### Task prompt
Transcribe the records below exactly.

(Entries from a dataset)
________________________________________

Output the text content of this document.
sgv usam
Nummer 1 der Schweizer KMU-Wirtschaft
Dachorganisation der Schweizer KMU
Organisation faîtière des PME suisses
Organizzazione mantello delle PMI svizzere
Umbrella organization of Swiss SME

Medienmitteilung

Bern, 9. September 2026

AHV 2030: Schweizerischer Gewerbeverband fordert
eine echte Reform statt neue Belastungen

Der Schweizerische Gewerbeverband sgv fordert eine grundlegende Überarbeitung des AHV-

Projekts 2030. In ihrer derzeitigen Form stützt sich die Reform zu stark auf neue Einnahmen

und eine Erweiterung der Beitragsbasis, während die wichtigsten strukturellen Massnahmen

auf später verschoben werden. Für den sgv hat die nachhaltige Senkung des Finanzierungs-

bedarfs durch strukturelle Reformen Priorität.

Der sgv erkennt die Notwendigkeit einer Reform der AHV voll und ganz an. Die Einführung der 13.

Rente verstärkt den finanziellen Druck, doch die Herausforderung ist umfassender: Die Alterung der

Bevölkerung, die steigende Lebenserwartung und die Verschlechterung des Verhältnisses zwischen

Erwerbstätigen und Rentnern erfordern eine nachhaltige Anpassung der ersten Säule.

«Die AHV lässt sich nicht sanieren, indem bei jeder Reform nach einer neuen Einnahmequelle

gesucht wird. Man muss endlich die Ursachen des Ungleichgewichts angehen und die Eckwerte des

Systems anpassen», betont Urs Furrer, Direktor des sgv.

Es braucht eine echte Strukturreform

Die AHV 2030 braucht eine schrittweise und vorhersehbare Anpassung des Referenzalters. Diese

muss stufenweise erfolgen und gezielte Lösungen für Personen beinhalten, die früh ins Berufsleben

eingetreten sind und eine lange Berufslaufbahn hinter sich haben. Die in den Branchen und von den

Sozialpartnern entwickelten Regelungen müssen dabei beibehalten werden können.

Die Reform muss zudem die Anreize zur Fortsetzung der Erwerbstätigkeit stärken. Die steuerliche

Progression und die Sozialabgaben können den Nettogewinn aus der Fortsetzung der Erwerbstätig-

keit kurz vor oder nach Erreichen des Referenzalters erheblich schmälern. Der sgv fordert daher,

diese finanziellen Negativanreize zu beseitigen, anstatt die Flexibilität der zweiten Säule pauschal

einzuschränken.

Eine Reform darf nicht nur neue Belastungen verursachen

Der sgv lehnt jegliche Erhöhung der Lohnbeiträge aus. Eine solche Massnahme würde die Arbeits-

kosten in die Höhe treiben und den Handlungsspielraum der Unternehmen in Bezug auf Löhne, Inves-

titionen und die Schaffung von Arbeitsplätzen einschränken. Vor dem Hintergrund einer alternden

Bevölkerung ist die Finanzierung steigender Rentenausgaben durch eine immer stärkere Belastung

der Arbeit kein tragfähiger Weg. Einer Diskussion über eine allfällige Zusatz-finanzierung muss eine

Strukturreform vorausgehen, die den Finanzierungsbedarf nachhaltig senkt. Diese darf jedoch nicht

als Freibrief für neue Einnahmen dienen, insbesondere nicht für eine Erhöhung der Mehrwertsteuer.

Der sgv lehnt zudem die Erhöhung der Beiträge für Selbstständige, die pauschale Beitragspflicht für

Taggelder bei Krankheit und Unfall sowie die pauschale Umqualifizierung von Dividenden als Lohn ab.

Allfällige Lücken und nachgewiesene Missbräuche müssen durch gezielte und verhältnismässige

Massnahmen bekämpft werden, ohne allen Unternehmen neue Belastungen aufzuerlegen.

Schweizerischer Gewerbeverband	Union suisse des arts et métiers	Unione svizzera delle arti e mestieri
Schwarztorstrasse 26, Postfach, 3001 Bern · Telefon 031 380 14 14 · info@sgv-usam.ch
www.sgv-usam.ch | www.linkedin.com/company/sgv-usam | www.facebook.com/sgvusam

________________________________________

### Full answer
Output the text content of this document.
sgv usam
Nummer 1 der Schweizer KMU-Wirtschaft
Dachorganisation der Schweizer KMU
Organisation faîtière des PME suisses
Organizzazione mantello delle PMI svizzere
Umbrella organization of Swiss SME

Medienmitteilung

Bern, 9. September 2026

AHV 2030: Schweizerischer Gewerbeverband fordert
eine echte Reform statt neue Belastungen

Der Schweizerische Gewerbeverband sgv fordert eine grundlegende Überarbeitung des AHV-

Projekts 2030. In ihrer derzeitigen Form stützt sich die Reform zu stark auf neue Einnahmen

und eine Erweiterung der Beitragsbasis, während die wichtigsten strukturellen Massnahmen

auf später verschoben werden. Für den sgv hat die nachhaltige Senkung des Finanzierungs-

bedarfs durch strukturelle Reformen Priorität.

Der sgv erkennt die Notwendigkeit einer Reform der AHV voll und ganz an. Die Einführung der 13.

Rente verstärkt den finanziellen Druck, doch die Herausforderung ist umfassender: Die Alterung der

Bevölkerung, die steigende Lebenserwartung und die Verschlechterung des Verhältnisses zwischen

Erwerbstätigen und Rentnern erfordern eine nachhaltige Anpassung der ersten Säule.

«Die AHV lässt sich nicht sanieren, indem bei jeder Reform nach einer neuen Einnahmequelle

gesucht wird. Man muss endlich die Ursachen des Ungleichgewichts angehen und die Eckwerte des

Systems anpassen», betont Urs Furrer, Direktor des sgv.

Es braucht eine echte Strukturreform

Die AHV 2030 braucht eine schrittweise und vorhersehbare Anpassung des Referenzalters. Diese

muss stufenweise erfolgen und gezielte Lösungen für Personen beinhalten, die früh ins Berufsleben

eingetreten sind und eine lange Berufslaufbahn hinter sich haben. Die in den Branchen und von den

Sozialpartnern entwickelten Regelungen müssen dabei beibehalten werden können.

Die Reform muss zudem die Anreize zur Fortsetzung der Erwerbstätigkeit stärken. Die steuerliche

Progression und die Sozialabgaben können den Nettogewinn aus der Fortsetzung der Erwerbstätig-

keit kurz vor oder nach Erreichen des Referenzalters erheblich schmälern. Der sgv fordert daher,

diese finanziellen Negativanreize zu beseitigen, anstatt die Flexibilität der zweiten Säule pauschal

einzuschränken.

Eine Reform darf nicht nur neue Belastungen verursachen

Der sgv lehnt jegliche Erhöhung der Lohnbeiträge aus. Eine solche Massnahme würde die Arbeits-

kosten in die Höhe treiben und den Handlungsspielraum der Unternehmen in Bezug auf Löhne, Inves-

titionen und die Schaffung von Arbeitsplätzen einschränken. Vor dem Hintergrund einer alternden

Bevölkerung ist die Finanzierung steigender Rentenausgaben durch eine immer stärkere Belastung

der Arbeit kein tragfähiger Weg. Einer Diskussion über eine allfällige Zusatz-finanzierung muss eine

Strukturreform vorausgehen, die den Finanzierungsbedarf nachhaltig senkt. Diese darf jedoch nicht

als Freibrief für neue Einnahmen dienen, insbesondere nicht für eine Erhöhung der Mehrwertsteuer.

Der sgv lehnt zudem die Erhöhung der Beiträge für Selbstständige, die pauschale Beitragspflicht für

Taggelder bei Krankheit und Unfall sowie die pauschale Umqualifizierung von Dividenden als Lohn ab.

Allfällige Lücken und nachgewiesene Missbräuche müssen durch gezielte und verhältnismässige

Massnahmen bekämpft werden, ohne allen Unternehmen neue Belastungen aufzuerlegen.

Schweizerischer Gewerbeverband	Union suisse des arts et métiers	Unione svizzera delle arti e mestieri
Schwarztorstrasse 26, Postfach, 3001 Bern · Telefon 031 380 14 14 · info@sgv-usam.ch
www.sgv-usam.ch | www.linkedin.com/company/sgv-usam | www.facebook.com/sgvusam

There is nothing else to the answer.